- **BRIEF**
Can you change "Patent image size" to "Figure size" throughout the entries below and give them back otherwise unchanged, with the pictures left out?

* Begin PROVIDED RECORDS *

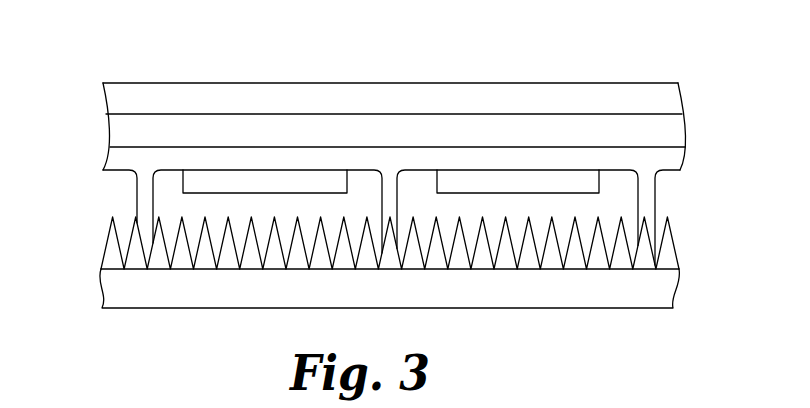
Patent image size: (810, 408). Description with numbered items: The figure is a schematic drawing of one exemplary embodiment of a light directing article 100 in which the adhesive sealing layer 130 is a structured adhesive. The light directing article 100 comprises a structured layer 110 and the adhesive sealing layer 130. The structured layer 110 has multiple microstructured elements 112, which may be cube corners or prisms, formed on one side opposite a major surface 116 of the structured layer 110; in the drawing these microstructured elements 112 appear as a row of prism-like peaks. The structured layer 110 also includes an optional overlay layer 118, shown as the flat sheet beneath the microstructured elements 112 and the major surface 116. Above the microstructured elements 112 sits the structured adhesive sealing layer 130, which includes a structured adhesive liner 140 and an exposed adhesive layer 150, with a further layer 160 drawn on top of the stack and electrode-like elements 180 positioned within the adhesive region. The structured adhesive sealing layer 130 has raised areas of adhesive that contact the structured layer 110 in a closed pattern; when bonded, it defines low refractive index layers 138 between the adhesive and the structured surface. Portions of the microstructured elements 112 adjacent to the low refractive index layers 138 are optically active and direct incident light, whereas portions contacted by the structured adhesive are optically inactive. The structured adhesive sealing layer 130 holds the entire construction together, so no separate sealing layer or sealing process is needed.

The light directing article 100 is at (585, 70).
The structured layer 110 is at (697, 222).
The microstructured elements 112 is at (228, 258).
The major surface 116 is at (577, 270).
The overlay layer 118 is at (113, 293).
The adhesive sealing layer 130 is at (697, 113).
The low refractive index layers 138 is at (168, 203).
The structured adhesive liner 140 is at (118, 165).
The exposed adhesive layer 150 is at (121, 133).
The third layer 160 is at (118, 102).
The electrode 180 is at (245, 177).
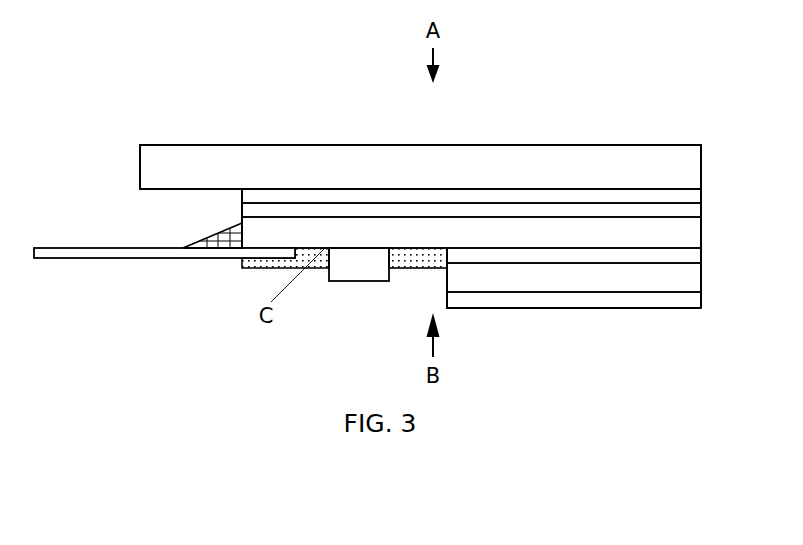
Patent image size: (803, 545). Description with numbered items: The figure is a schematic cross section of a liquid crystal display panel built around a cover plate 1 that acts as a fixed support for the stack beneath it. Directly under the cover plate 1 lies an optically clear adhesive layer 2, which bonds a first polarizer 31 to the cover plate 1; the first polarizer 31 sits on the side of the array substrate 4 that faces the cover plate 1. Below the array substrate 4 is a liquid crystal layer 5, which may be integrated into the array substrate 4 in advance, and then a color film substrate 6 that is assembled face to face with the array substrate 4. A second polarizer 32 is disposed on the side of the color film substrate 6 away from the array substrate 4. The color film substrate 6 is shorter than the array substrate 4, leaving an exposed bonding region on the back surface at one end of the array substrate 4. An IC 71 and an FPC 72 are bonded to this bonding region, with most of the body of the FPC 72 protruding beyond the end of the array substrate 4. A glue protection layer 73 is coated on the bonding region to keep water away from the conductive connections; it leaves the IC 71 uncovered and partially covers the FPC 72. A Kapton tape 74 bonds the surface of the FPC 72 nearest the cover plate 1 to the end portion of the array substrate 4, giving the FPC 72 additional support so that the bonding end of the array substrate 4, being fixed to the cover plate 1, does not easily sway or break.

The cover plate 1 is at (406, 158).
The optically clear adhesive layer 2 is at (448, 198).
The first polarizer 31 is at (488, 209).
The array substrate 4 is at (522, 234).
The liquid crystal layer 5 is at (556, 257).
The color film substrate 6 is at (601, 280).
The second polarizer 32 is at (638, 302).
The IC 71 is at (362, 263).
The FPC 72 is at (153, 253).
The glue protection layer 73 is at (306, 258).
The Kapton tape 74 is at (228, 240).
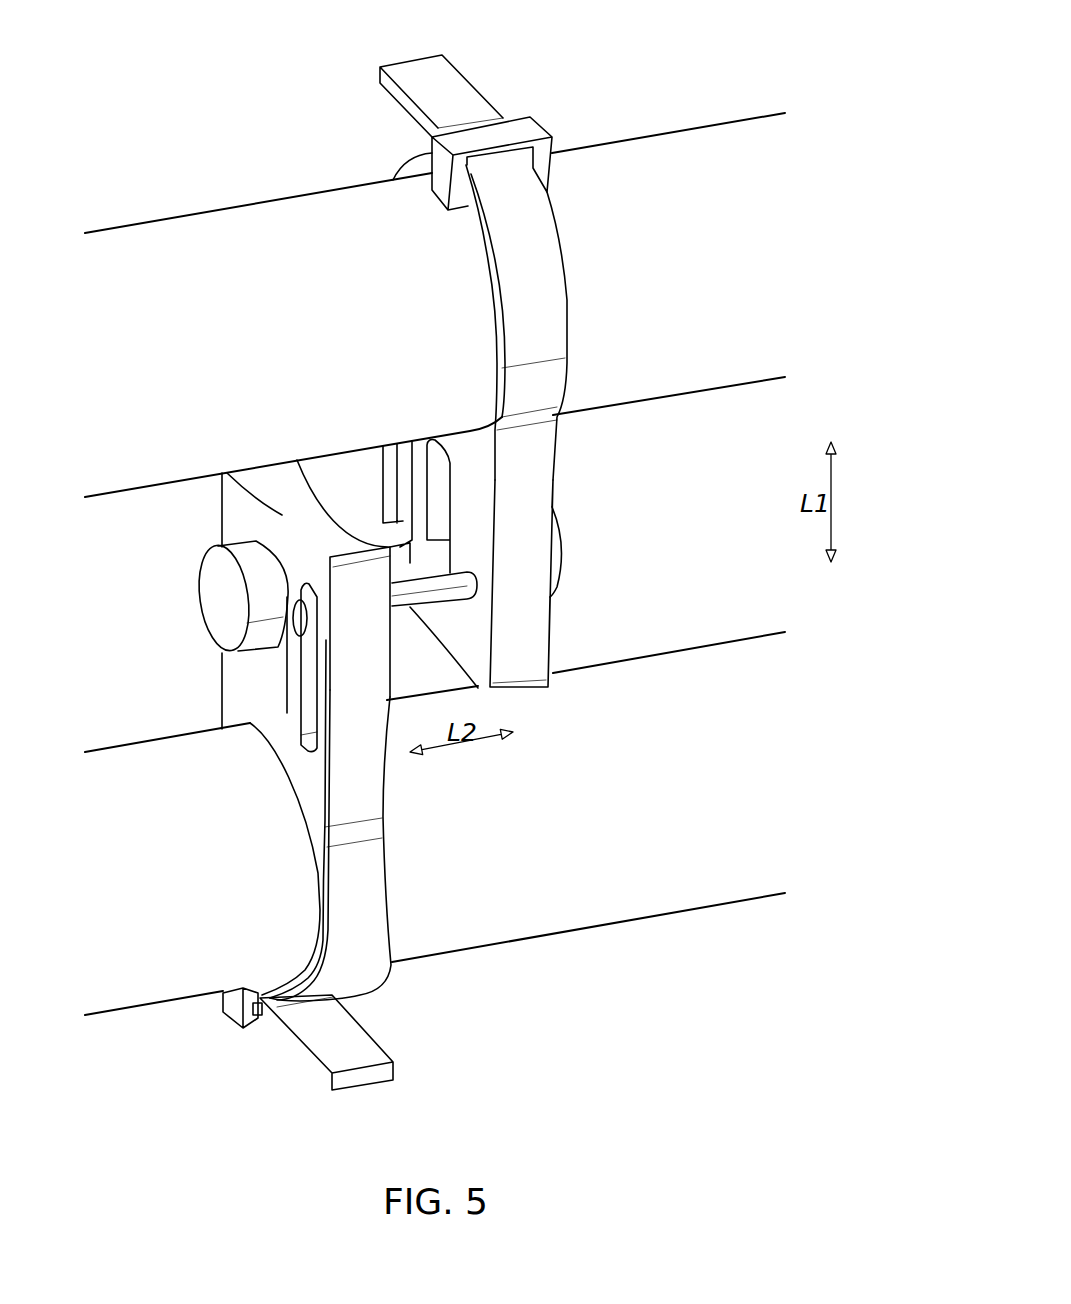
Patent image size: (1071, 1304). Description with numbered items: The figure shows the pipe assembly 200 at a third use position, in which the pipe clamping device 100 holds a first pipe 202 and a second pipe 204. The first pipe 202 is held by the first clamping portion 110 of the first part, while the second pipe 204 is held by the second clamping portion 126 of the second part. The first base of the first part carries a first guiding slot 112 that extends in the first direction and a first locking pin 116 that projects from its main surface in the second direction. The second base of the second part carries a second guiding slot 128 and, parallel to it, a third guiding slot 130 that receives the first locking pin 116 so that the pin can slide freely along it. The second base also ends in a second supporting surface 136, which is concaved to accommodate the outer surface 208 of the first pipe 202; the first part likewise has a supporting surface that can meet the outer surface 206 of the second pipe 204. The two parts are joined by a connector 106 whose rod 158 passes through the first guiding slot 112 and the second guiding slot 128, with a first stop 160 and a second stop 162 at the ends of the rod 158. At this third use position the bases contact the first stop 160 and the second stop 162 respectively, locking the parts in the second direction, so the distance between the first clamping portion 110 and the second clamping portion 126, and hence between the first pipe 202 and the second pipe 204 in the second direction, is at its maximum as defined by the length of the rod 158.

The pipe clamping device 100 is at (668, 523).
The connector 106 is at (211, 597).
The first clamping portion 110 is at (538, 264).
The first guiding slot 112 is at (535, 576).
The first locking pin 116 is at (403, 595).
The second clamping portion 126 is at (368, 913).
The second guiding slot 128 is at (252, 614).
The third guiding slot 130 is at (300, 720).
The second supporting surface 136 is at (280, 507).
The rod 158 is at (410, 563).
The first stop 160 is at (563, 558).
The second stop 162 is at (217, 623).
The pipe assembly 200 is at (688, 47).
The first pipe 202 is at (745, 119).
The second pipe 204 is at (746, 900).
The outer surface of the second pipe 206 is at (752, 657).
The outer surface of the first pipe 208 is at (737, 357).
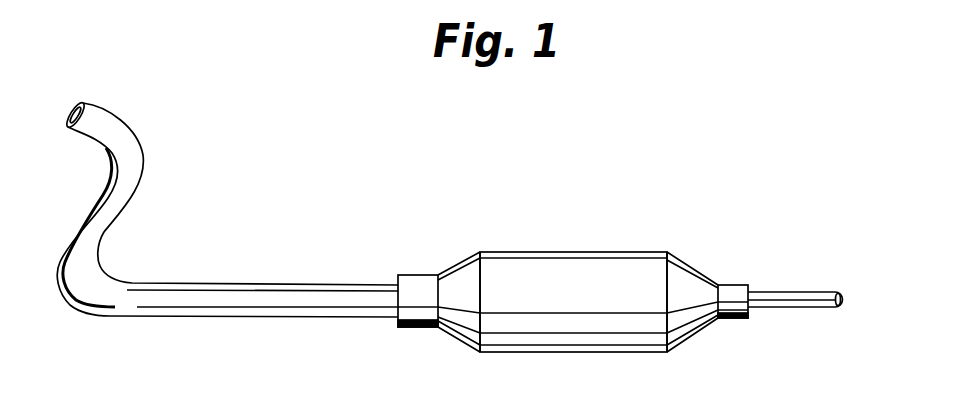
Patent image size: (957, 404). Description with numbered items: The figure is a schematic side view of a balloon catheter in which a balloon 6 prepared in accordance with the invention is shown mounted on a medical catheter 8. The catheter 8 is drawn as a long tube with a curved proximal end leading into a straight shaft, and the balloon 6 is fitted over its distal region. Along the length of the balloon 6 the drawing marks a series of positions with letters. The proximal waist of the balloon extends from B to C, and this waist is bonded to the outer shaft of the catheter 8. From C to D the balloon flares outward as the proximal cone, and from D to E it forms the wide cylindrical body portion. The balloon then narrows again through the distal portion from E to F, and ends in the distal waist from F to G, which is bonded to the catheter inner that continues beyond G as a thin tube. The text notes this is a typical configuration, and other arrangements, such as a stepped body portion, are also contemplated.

The balloon 6 is at (578, 270).
The medical catheter 8 is at (287, 318).
The proximal waist start point B is at (398, 273).
The proximal waist to proximal cone transition C is at (438, 274).
The proximal cone to body portion transition D is at (480, 250).
The body portion to distal portion transition E is at (667, 250).
The distal portion to distal waist transition F is at (719, 283).
The distal waist end point G is at (748, 283).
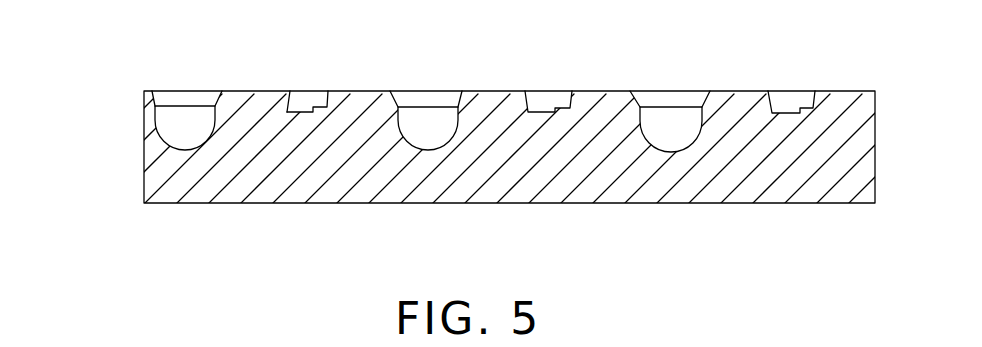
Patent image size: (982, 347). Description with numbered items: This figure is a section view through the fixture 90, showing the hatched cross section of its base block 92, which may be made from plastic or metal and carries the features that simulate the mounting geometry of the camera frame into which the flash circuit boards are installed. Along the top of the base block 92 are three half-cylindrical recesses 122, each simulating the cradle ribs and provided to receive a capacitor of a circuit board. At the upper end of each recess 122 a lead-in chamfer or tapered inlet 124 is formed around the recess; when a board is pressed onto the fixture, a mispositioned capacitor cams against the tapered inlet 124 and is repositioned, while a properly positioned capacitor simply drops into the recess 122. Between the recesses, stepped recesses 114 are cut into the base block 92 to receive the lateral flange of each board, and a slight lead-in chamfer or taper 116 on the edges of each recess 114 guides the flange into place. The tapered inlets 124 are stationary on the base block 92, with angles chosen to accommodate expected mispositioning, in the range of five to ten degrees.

The fixture 90 is at (130, 132).
The base block 92 is at (240, 183).
The stepped recess 114 is at (316, 84).
The lead-in chamfer or taper 116 is at (292, 91).
The half-cylindrical recess 122 is at (184, 115).
The lead-in chamfer or tapered inlet 124 is at (158, 91).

* End PROVIDED RECORDS *

- **CORRECT RESPONSE**
Figure size: (810, 408). Description with numbered items: The figure is a schematic drawing of one exemplary embodiment of a light directing article 100 in which the adhesive sealing layer 130 is a structured adhesive. The light directing article 100 comprises a structured layer 110 and the adhesive sealing layer 130. The structured layer 110 has multiple microstructured elements 112, which may be cube corners or prisms, formed on one side opposite a major surface 116 of the structured layer 110; in the drawing these microstructured elements 112 appear as a row of prism-like peaks. The structured layer 110 also includes an optional overlay layer 118, shown as the flat sheet beneath the microstructured elements 112 and the major surface 116. Above the microstructured elements 112 sits the structured adhesive sealing layer 130, which includes a structured adhesive liner 140 and an exposed adhesive layer 150, with a further layer 160 drawn on top of the stack and electrode-like elements 180 positioned within the adhesive region. The structured adhesive sealing layer 130 has raised areas of adhesive that contact the structured layer 110 in a closed pattern; when bonded, it defines low refractive index layers 138 between the adhesive and the structured surface. Portions of the microstructured elements 112 adjacent to the low refractive index layers 138 are optically active and direct incident light, whereas portions contacted by the structured adhesive are optically inactive. The structured adhesive sealing layer 130 holds the entire construction together, so no separate sealing layer or sealing process is needed.

The light directing article 100 is at (585, 70).
The structured layer 110 is at (697, 222).
The microstructured elements 112 is at (228, 258).
The major surface 116 is at (577, 270).
The overlay layer 118 is at (113, 293).
The adhesive sealing layer 130 is at (697, 113).
The low refractive index layers 138 is at (168, 203).
The structured adhesive liner 140 is at (118, 165).
The exposed adhesive layer 150 is at (121, 133).
The third layer 160 is at (118, 102).
The electrode 180 is at (245, 177).
Figure size: (803, 545). Description with numbered items: The figure is a schematic cross section of a liquid crystal display panel built around a cover plate 1 that acts as a fixed support for the stack beneath it. Directly under the cover plate 1 lies an optically clear adhesive layer 2, which bonds a first polarizer 31 to the cover plate 1; the first polarizer 31 sits on the side of the array substrate 4 that faces the cover plate 1. Below the array substrate 4 is a liquid crystal layer 5, which may be integrated into the array substrate 4 in advance, and then a color film substrate 6 that is assembled face to face with the array substrate 4. A second polarizer 32 is disposed on the side of the color film substrate 6 away from the array substrate 4. The color film substrate 6 is shorter than the array substrate 4, leaving an exposed bonding region on the back surface at one end of the array substrate 4. An IC 71 and an FPC 72 are bonded to this bonding region, with most of the body of the FPC 72 protruding beyond the end of the array substrate 4. A glue protection layer 73 is coated on the bonding region to keep water away from the conductive connections; it leaves the IC 71 uncovered and partially covers the FPC 72. A Kapton tape 74 bonds the surface of the FPC 72 nearest the cover plate 1 to the end portion of the array substrate 4, giving the FPC 72 additional support so that the bonding end of the array substrate 4, being fixed to the cover plate 1, does not easily sway or break.

The cover plate 1 is at (406, 158).
The optically clear adhesive layer 2 is at (448, 198).
The first polarizer 31 is at (488, 209).
The array substrate 4 is at (522, 234).
The liquid crystal layer 5 is at (556, 257).
The color film substrate 6 is at (601, 280).
The second polarizer 32 is at (638, 302).
The IC 71 is at (362, 263).
The FPC 72 is at (153, 253).
The glue protection layer 73 is at (306, 258).
The Kapton tape 74 is at (228, 240).
Figure size: (1071, 1304). Description with numbered items: The figure shows the pipe assembly 200 at a third use position, in which the pipe clamping device 100 holds a first pipe 202 and a second pipe 204. The first pipe 202 is held by the first clamping portion 110 of the first part, while the second pipe 204 is held by the second clamping portion 126 of the second part. The first base of the first part carries a first guiding slot 112 that extends in the first direction and a first locking pin 116 that projects from its main surface in the second direction. The second base of the second part carries a second guiding slot 128 and, parallel to it, a third guiding slot 130 that receives the first locking pin 116 so that the pin can slide freely along it. The second base also ends in a second supporting surface 136, which is concaved to accommodate the outer surface 208 of the first pipe 202; the first part likewise has a supporting surface that can meet the outer surface 206 of the second pipe 204. The two parts are joined by a connector 106 whose rod 158 passes through the first guiding slot 112 and the second guiding slot 128, with a first stop 160 and a second stop 162 at the ends of the rod 158. At this third use position the bases contact the first stop 160 and the second stop 162 respectively, locking the parts in the second direction, so the distance between the first clamping portion 110 and the second clamping portion 126, and hence between the first pipe 202 and the second pipe 204 in the second direction, is at its maximum as defined by the length of the rod 158.

The pipe clamping device 100 is at (668, 523).
The connector 106 is at (211, 597).
The first clamping portion 110 is at (538, 264).
The first guiding slot 112 is at (535, 576).
The first locking pin 116 is at (403, 595).
The second clamping portion 126 is at (368, 913).
The second guiding slot 128 is at (252, 614).
The third guiding slot 130 is at (300, 720).
The second supporting surface 136 is at (280, 507).
The rod 158 is at (410, 563).
The first stop 160 is at (563, 558).
The second stop 162 is at (217, 623).
The pipe assembly 200 is at (688, 47).
The first pipe 202 is at (745, 119).
The second pipe 204 is at (746, 900).
The outer surface of the second pipe 206 is at (752, 657).
The outer surface of the first pipe 208 is at (737, 357).
Figure size: (957, 404). Description with numbered items: The figure is a schematic side view of a balloon catheter in which a balloon 6 prepared in accordance with the invention is shown mounted on a medical catheter 8. The catheter 8 is drawn as a long tube with a curved proximal end leading into a straight shaft, and the balloon 6 is fitted over its distal region. Along the length of the balloon 6 the drawing marks a series of positions with letters. The proximal waist of the balloon extends from B to C, and this waist is bonded to the outer shaft of the catheter 8. From C to D the balloon flares outward as the proximal cone, and from D to E it forms the wide cylindrical body portion. The balloon then narrows again through the distal portion from E to F, and ends in the distal waist from F to G, which is bonded to the catheter inner that continues beyond G as a thin tube. The text notes this is a typical configuration, and other arrangements, such as a stepped body portion, are also contemplated.

The balloon 6 is at (578, 270).
The medical catheter 8 is at (287, 318).
The proximal waist start point B is at (398, 273).
The proximal waist to proximal cone transition C is at (438, 274).
The proximal cone to body portion transition D is at (480, 250).
The body portion to distal portion transition E is at (667, 250).
The distal portion to distal waist transition F is at (719, 283).
The distal waist end point G is at (748, 283).
Figure size: (982, 347). Description with numbered items: This figure is a section view through the fixture 90, showing the hatched cross section of its base block 92, which may be made from plastic or metal and carries the features that simulate the mounting geometry of the camera frame into which the flash circuit boards are installed. Along the top of the base block 92 are three half-cylindrical recesses 122, each simulating the cradle ribs and provided to receive a capacitor of a circuit board. At the upper end of each recess 122 a lead-in chamfer or tapered inlet 124 is formed around the recess; when a board is pressed onto the fixture, a mispositioned capacitor cams against the tapered inlet 124 and is repositioned, while a properly positioned capacitor simply drops into the recess 122. Between the recesses, stepped recesses 114 are cut into the base block 92 to receive the lateral flange of each board, and a slight lead-in chamfer or taper 116 on the edges of each recess 114 guides the flange into place. The tapered inlets 124 are stationary on the base block 92, with angles chosen to accommodate expected mispositioning, in the range of five to ten degrees.

The fixture 90 is at (130, 132).
The base block 92 is at (240, 183).
The stepped recess 114 is at (316, 84).
The lead-in chamfer or taper 116 is at (292, 91).
The half-cylindrical recess 122 is at (184, 115).
The lead-in chamfer or tapered inlet 124 is at (158, 91).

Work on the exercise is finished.